[Data records]
···

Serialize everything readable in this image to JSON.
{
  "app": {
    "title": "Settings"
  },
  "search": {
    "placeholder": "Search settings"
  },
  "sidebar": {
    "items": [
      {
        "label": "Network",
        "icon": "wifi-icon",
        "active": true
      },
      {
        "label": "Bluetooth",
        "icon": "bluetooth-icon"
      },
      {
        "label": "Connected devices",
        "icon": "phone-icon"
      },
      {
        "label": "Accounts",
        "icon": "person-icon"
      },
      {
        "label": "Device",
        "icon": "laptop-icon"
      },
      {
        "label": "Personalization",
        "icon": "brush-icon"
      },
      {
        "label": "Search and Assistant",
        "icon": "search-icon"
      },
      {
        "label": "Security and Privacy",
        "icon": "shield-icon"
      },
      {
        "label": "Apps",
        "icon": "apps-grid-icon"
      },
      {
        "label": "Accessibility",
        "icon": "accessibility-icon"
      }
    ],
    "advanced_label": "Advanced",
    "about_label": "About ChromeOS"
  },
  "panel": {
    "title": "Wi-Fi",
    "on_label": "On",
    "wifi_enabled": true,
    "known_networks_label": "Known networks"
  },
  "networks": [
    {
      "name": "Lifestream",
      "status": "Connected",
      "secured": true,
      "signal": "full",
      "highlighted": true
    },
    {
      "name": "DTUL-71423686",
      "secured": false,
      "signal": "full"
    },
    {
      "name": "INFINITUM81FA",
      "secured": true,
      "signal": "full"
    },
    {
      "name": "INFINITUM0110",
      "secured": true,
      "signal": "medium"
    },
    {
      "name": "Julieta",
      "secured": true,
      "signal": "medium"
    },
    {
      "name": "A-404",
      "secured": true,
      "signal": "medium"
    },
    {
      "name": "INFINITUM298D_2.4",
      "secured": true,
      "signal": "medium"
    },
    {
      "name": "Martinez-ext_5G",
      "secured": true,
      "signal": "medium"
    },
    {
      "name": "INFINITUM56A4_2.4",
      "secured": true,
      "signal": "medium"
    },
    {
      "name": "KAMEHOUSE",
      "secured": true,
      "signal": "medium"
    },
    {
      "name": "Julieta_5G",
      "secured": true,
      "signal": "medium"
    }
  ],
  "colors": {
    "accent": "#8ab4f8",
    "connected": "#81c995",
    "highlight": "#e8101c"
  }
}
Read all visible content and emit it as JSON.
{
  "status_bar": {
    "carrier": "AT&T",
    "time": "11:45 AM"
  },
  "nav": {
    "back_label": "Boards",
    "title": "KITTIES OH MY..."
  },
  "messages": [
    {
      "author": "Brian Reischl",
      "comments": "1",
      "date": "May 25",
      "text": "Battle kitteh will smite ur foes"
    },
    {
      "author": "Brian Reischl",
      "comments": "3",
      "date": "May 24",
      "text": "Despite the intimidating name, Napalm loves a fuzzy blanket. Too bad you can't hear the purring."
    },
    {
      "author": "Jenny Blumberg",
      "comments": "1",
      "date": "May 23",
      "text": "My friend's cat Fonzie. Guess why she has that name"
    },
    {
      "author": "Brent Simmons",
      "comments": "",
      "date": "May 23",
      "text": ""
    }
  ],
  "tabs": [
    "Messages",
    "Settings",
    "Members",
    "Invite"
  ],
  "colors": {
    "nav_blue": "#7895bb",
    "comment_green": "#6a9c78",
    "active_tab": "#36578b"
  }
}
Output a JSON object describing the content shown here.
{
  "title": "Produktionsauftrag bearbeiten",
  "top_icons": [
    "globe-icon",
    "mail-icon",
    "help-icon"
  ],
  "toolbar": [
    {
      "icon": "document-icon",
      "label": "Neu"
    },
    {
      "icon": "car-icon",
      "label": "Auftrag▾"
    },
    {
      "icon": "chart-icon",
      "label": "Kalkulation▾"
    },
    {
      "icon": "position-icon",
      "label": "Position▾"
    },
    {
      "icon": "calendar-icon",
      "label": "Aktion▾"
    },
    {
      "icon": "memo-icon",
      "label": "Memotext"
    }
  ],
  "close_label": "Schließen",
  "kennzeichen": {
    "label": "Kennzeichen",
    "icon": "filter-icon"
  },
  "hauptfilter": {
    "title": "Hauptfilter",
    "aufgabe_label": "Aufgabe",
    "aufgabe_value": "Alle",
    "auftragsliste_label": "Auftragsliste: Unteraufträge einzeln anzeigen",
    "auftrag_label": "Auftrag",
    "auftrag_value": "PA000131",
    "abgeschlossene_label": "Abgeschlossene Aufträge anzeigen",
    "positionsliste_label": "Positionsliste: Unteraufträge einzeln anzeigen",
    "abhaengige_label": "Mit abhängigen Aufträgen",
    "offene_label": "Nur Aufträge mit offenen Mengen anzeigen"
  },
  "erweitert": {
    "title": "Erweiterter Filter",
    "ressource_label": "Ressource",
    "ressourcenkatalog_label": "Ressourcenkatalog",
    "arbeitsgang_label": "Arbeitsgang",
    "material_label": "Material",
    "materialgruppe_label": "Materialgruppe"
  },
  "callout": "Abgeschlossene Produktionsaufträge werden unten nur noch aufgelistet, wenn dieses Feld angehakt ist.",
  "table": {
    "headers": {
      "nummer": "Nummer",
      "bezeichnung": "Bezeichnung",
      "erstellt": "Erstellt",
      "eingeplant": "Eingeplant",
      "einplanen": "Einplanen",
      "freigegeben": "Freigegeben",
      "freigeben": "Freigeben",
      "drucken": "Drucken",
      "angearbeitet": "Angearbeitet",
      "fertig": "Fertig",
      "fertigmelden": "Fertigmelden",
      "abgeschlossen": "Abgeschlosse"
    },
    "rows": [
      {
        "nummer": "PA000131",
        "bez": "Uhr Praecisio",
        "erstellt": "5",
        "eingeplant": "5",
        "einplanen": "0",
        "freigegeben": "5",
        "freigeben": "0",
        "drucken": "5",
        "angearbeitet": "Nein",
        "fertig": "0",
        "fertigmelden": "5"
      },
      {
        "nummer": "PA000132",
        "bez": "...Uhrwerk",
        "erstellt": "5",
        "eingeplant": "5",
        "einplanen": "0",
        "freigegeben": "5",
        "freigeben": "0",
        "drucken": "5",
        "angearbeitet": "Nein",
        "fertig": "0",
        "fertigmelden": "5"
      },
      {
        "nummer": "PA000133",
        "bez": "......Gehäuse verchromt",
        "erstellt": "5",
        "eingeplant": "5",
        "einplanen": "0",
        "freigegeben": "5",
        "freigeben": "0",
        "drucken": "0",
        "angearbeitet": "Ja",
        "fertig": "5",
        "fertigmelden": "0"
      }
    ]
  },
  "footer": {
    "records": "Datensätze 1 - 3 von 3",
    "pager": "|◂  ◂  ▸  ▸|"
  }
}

···

[DIRECTIONS FOR THIS TASK]
Reproduce each line verbatim.

[THE RESPONSE]
Serialize everything readable in this image to JSON.
{
  "app": {
    "title": "Settings"
  },
  "search": {
    "placeholder": "Search settings"
  },
  "sidebar": {
    "items": [
      {
        "label": "Network",
        "icon": "wifi-icon",
        "active": true
      },
      {
        "label": "Bluetooth",
        "icon": "bluetooth-icon"
      },
      {
        "label": "Connected devices",
        "icon": "phone-icon"
      },
      {
        "label": "Accounts",
        "icon": "person-icon"
      },
      {
        "label": "Device",
        "icon": "laptop-icon"
      },
      {
        "label": "Personalization",
        "icon": "brush-icon"
      },
      {
        "label": "Search and Assistant",
        "icon": "search-icon"
      },
      {
        "label": "Security and Privacy",
        "icon": "shield-icon"
      },
      {
        "label": "Apps",
        "icon": "apps-grid-icon"
      },
      {
        "label": "Accessibility",
        "icon": "accessibility-icon"
      }
    ],
    "advanced_label": "Advanced",
    "about_label": "About ChromeOS"
  },
  "panel": {
    "title": "Wi-Fi",
    "on_label": "On",
    "wifi_enabled": true,
    "known_networks_label": "Known networks"
  },
  "networks": [
    {
      "name": "Lifestream",
      "status": "Connected",
      "secured": true,
      "signal": "full",
      "highlighted": true
    },
    {
      "name": "DTUL-71423686",
      "secured": false,
      "signal": "full"
    },
    {
      "name": "INFINITUM81FA",
      "secured": true,
      "signal": "full"
    },
    {
      "name": "INFINITUM0110",
      "secured": true,
      "signal": "medium"
    },
    {
      "name": "Julieta",
      "secured": true,
      "signal": "medium"
    },
    {
      "name": "A-404",
      "secured": true,
      "signal": "medium"
    },
    {
      "name": "INFINITUM298D_2.4",
      "secured": true,
      "signal": "medium"
    },
    {
      "name": "Martinez-ext_5G",
      "secured": true,
      "signal": "medium"
    },
    {
      "name": "INFINITUM56A4_2.4",
      "secured": true,
      "signal": "medium"
    },
    {
      "name": "KAMEHOUSE",
      "secured": true,
      "signal": "medium"
    },
    {
      "name": "Julieta_5G",
      "secured": true,
      "signal": "medium"
    }
  ],
  "colors": {
    "accent": "#8ab4f8",
    "connected": "#81c995",
    "highlight": "#e8101c"
  }
}
Read all visible content and emit it as JSON.
{
  "status_bar": {
    "carrier": "AT&T",
    "time": "11:45 AM"
  },
  "nav": {
    "back_label": "Boards",
    "title": "KITTIES OH MY..."
  },
  "messages": [
    {
      "author": "Brian Reischl",
      "comments": "1",
      "date": "May 25",
      "text": "Battle kitteh will smite ur foes"
    },
    {
      "author": "Brian Reischl",
      "comments": "3",
      "date": "May 24",
      "text": "Despite the intimidating name, Napalm loves a fuzzy blanket. Too bad you can't hear the purring."
    },
    {
      "author": "Jenny Blumberg",
      "comments": "1",
      "date": "May 23",
      "text": "My friend's cat Fonzie. Guess why she has that name"
    },
    {
      "author": "Brent Simmons",
      "comments": "",
      "date": "May 23",
      "text": ""
    }
  ],
  "tabs": [
    "Messages",
    "Settings",
    "Members",
    "Invite"
  ],
  "colors": {
    "nav_blue": "#7895bb",
    "comment_green": "#6a9c78",
    "active_tab": "#36578b"
  }
}
Output a JSON object describing the content shown here.
{
  "title": "Produktionsauftrag bearbeiten",
  "top_icons": [
    "globe-icon",
    "mail-icon",
    "help-icon"
  ],
  "toolbar": [
    {
      "icon": "document-icon",
      "label": "Neu"
    },
    {
      "icon": "car-icon",
      "label": "Auftrag▾"
    },
    {
      "icon": "chart-icon",
      "label": "Kalkulation▾"
    },
    {
      "icon": "position-icon",
      "label": "Position▾"
    },
    {
      "icon": "calendar-icon",
      "label": "Aktion▾"
    },
    {
      "icon": "memo-icon",
      "label": "Memotext"
    }
  ],
  "close_label": "Schließen",
  "kennzeichen": {
    "label": "Kennzeichen",
    "icon": "filter-icon"
  },
  "hauptfilter": {
    "title": "Hauptfilter",
    "aufgabe_label": "Aufgabe",
    "aufgabe_value": "Alle",
    "auftragsliste_label": "Auftragsliste: Unteraufträge einzeln anzeigen",
    "auftrag_label": "Auftrag",
    "auftrag_value": "PA000131",
    "abgeschlossene_label": "Abgeschlossene Aufträge anzeigen",
    "positionsliste_label": "Positionsliste: Unteraufträge einzeln anzeigen",
    "abhaengige_label": "Mit abhängigen Aufträgen",
    "offene_label": "Nur Aufträge mit offenen Mengen anzeigen"
  },
  "erweitert": {
    "title": "Erweiterter Filter",
    "ressource_label": "Ressource",
    "ressourcenkatalog_label": "Ressourcenkatalog",
    "arbeitsgang_label": "Arbeitsgang",
    "material_label": "Material",
    "materialgruppe_label": "Materialgruppe"
  },
  "callout": "Abgeschlossene Produktionsaufträge werden unten nur noch aufgelistet, wenn dieses Feld angehakt ist.",
  "table": {
    "headers": {
      "nummer": "Nummer",
      "bezeichnung": "Bezeichnung",
      "erstellt": "Erstellt",
      "eingeplant": "Eingeplant",
      "einplanen": "Einplanen",
      "freigegeben": "Freigegeben",
      "freigeben": "Freigeben",
      "drucken": "Drucken",
      "angearbeitet": "Angearbeitet",
      "fertig": "Fertig",
      "fertigmelden": "Fertigmelden",
      "abgeschlossen": "Abgeschlosse"
    },
    "rows": [
      {
        "nummer": "PA000131",
        "bez": "Uhr Praecisio",
        "erstellt": "5",
        "eingeplant": "5",
        "einplanen": "0",
        "freigegeben": "5",
        "freigeben": "0",
        "drucken": "5",
        "angearbeitet": "Nein",
        "fertig": "0",
        "fertigmelden": "5"
      },
      {
        "nummer": "PA000132",
        "bez": "...Uhrwerk",
        "erstellt": "5",
        "eingeplant": "5",
        "einplanen": "0",
        "freigegeben": "5",
        "freigeben": "0",
        "drucken": "5",
        "angearbeitet": "Nein",
        "fertig": "0",
        "fertigmelden": "5"
      },
      {
        "nummer": "PA000133",
        "bez": "......Gehäuse verchromt",
        "erstellt": "5",
        "eingeplant": "5",
        "einplanen": "0",
        "freigegeben": "5",
        "freigeben": "0",
        "drucken": "0",
        "angearbeitet": "Ja",
        "fertig": "5",
        "fertigmelden": "0"
      }
    ]
  },
  "footer": {
    "records": "Datensätze 1 - 3 von 3",
    "pager": "|◂  ◂  ▸  ▸|"
  }
}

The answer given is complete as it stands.